Task details: Could you print every record below exactly as it appears?

(Dataset entries on figures)
^^^^^^^^^^^^^^^^

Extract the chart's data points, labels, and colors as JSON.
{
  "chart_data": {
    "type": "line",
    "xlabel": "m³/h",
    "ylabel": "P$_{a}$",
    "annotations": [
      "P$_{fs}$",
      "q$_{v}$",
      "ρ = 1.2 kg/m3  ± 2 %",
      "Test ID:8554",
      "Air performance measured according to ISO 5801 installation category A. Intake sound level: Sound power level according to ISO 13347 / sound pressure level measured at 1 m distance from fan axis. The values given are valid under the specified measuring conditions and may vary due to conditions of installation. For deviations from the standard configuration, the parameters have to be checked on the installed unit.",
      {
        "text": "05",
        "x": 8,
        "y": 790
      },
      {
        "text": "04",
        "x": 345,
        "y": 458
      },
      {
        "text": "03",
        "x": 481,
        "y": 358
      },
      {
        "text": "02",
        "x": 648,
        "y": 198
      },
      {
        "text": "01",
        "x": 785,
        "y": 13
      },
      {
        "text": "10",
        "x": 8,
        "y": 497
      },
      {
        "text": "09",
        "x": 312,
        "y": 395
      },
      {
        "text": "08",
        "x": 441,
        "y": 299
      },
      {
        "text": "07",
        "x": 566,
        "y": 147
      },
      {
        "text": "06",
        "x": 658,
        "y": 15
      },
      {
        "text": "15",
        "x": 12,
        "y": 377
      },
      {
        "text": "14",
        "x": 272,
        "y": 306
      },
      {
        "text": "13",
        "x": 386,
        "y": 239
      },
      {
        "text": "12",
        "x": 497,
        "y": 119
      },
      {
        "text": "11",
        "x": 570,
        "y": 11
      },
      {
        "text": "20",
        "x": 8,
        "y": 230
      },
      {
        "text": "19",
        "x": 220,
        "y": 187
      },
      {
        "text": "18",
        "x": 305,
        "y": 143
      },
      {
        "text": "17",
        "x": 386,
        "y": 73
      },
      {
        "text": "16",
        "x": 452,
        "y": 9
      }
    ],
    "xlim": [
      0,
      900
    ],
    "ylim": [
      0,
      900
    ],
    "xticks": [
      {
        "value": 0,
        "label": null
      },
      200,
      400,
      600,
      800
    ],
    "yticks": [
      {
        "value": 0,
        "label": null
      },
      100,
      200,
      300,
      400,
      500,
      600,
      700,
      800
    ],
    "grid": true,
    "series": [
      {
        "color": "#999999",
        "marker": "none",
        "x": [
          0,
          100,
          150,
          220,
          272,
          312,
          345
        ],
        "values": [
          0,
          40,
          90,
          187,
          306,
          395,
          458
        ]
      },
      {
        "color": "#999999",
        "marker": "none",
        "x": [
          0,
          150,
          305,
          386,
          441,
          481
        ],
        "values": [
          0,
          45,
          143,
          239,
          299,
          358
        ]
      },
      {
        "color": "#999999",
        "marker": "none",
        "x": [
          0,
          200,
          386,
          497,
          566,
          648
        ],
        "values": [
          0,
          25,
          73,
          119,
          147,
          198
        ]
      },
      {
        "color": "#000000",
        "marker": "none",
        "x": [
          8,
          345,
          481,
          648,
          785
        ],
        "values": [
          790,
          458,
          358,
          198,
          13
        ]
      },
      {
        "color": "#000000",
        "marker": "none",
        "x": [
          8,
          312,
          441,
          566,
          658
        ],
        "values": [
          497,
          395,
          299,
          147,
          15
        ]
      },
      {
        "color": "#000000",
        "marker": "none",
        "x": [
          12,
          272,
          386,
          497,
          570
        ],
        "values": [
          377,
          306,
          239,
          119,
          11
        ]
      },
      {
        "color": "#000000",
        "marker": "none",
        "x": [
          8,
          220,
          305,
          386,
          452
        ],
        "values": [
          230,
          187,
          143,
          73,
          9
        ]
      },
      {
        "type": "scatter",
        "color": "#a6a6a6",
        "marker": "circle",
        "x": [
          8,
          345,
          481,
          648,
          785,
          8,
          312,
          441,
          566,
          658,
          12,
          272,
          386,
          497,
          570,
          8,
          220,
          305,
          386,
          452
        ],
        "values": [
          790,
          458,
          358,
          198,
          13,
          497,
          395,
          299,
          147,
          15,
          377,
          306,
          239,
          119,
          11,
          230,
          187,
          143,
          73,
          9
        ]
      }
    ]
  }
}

^^^^^^^^^^^^^^^^

Exercise answer:
Extract the chart's data points, labels, and colors as JSON.
{
  "chart_data": {
    "type": "line",
    "xlabel": "m³/h",
    "ylabel": "P$_{a}$",
    "annotations": [
      "P$_{fs}$",
      "q$_{v}$",
      "ρ = 1.2 kg/m3  ± 2 %",
      "Test ID:8554",
      "Air performance measured according to ISO 5801 installation category A. Intake sound level: Sound power level according to ISO 13347 / sound pressure level measured at 1 m distance from fan axis. The values given are valid under the specified measuring conditions and may vary due to conditions of installation. For deviations from the standard configuration, the parameters have to be checked on the installed unit.",
      {
        "text": "05",
        "x": 8,
        "y": 790
      },
      {
        "text": "04",
        "x": 345,
        "y": 458
      },
      {
        "text": "03",
        "x": 481,
        "y": 358
      },
      {
        "text": "02",
        "x": 648,
        "y": 198
      },
      {
        "text": "01",
        "x": 785,
        "y": 13
      },
      {
        "text": "10",
        "x": 8,
        "y": 497
      },
      {
        "text": "09",
        "x": 312,
        "y": 395
      },
      {
        "text": "08",
        "x": 441,
        "y": 299
      },
      {
        "text": "07",
        "x": 566,
        "y": 147
      },
      {
        "text": "06",
        "x": 658,
        "y": 15
      },
      {
        "text": "15",
        "x": 12,
        "y": 377
      },
      {
        "text": "14",
        "x": 272,
        "y": 306
      },
      {
        "text": "13",
        "x": 386,
        "y": 239
      },
      {
        "text": "12",
        "x": 497,
        "y": 119
      },
      {
        "text": "11",
        "x": 570,
        "y": 11
      },
      {
        "text": "20",
        "x": 8,
        "y": 230
      },
      {
        "text": "19",
        "x": 220,
        "y": 187
      },
      {
        "text": "18",
        "x": 305,
        "y": 143
      },
      {
        "text": "17",
        "x": 386,
        "y": 73
      },
      {
        "text": "16",
        "x": 452,
        "y": 9
      }
    ],
    "xlim": [
      0,
      900
    ],
    "ylim": [
      0,
      900
    ],
    "xticks": [
      {
        "value": 0,
        "label": null
      },
      200,
      400,
      600,
      800
    ],
    "yticks": [
      {
        "value": 0,
        "label": null
      },
      100,
      200,
      300,
      400,
      500,
      600,
      700,
      800
    ],
    "grid": true,
    "series": [
      {
        "color": "#999999",
        "marker": "none",
        "x": [
          0,
          100,
          150,
          220,
          272,
          312,
          345
        ],
        "values": [
          0,
          40,
          90,
          187,
          306,
          395,
          458
        ]
      },
      {
        "color": "#999999",
        "marker": "none",
        "x": [
          0,
          150,
          305,
          386,
          441,
          481
        ],
        "values": [
          0,
          45,
          143,
          239,
          299,
          358
        ]
      },
      {
        "color": "#999999",
        "marker": "none",
        "x": [
          0,
          200,
          386,
          497,
          566,
          648
        ],
        "values": [
          0,
          25,
          73,
          119,
          147,
          198
        ]
      },
      {
        "color": "#000000",
        "marker": "none",
        "x": [
          8,
          345,
          481,
          648,
          785
        ],
        "values": [
          790,
          458,
          358,
          198,
          13
        ]
      },
      {
        "color": "#000000",
        "marker": "none",
        "x": [
          8,
          312,
          441,
          566,
          658
        ],
        "values": [
          497,
          395,
          299,
          147,
          15
        ]
      },
      {
        "color": "#000000",
        "marker": "none",
        "x": [
          12,
          272,
          386,
          497,
          570
        ],
        "values": [
          377,
          306,
          239,
          119,
          11
        ]
      },
      {
        "color": "#000000",
        "marker": "none",
        "x": [
          8,
          220,
          305,
          386,
          452
        ],
        "values": [
          230,
          187,
          143,
          73,
          9
        ]
      },
      {
        "type": "scatter",
        "color": "#a6a6a6",
        "marker": "circle",
        "x": [
          8,
          345,
          481,
          648,
          785,
          8,
          312,
          441,
          566,
          658,
          12,
          272,
          386,
          497,
          570,
          8,
          220,
          305,
          386,
          452
        ],
        "values": [
          790,
          458,
          358,
          198,
          13,
          497,
          395,
          299,
          147,
          15,
          377,
          306,
          239,
          119,
          11,
          230,
          187,
          143,
          73,
          9
        ]
      }
    ]
  }
}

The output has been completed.